### WHAT TO DO
Write the number of lines holding the word "Poverty", and nothing else.

### LISTED ENTRIES
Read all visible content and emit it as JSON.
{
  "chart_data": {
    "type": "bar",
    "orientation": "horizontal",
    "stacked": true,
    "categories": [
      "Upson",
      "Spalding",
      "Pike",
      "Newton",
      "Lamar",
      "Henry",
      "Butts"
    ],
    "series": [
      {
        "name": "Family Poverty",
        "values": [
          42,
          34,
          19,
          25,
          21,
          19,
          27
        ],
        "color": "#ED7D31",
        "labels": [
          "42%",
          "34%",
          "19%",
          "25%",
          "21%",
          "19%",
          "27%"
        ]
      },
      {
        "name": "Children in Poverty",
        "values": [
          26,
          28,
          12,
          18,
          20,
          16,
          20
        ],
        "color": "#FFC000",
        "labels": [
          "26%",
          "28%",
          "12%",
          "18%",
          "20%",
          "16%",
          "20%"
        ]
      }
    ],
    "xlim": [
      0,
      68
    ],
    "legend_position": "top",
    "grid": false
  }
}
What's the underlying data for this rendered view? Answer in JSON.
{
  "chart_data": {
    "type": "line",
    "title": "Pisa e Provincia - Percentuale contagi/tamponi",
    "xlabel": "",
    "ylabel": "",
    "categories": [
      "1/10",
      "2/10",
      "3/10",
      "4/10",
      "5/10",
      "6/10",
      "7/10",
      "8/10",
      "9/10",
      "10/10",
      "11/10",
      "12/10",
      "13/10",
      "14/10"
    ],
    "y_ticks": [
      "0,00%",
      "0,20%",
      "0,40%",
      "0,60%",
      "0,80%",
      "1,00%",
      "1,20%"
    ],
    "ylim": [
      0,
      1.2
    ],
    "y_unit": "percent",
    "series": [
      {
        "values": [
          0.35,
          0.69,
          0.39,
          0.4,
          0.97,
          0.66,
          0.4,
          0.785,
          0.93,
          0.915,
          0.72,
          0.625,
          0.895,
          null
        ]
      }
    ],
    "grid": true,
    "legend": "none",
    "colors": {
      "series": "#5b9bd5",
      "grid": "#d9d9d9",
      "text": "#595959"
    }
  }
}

### ANSWER FOR THE TASK
2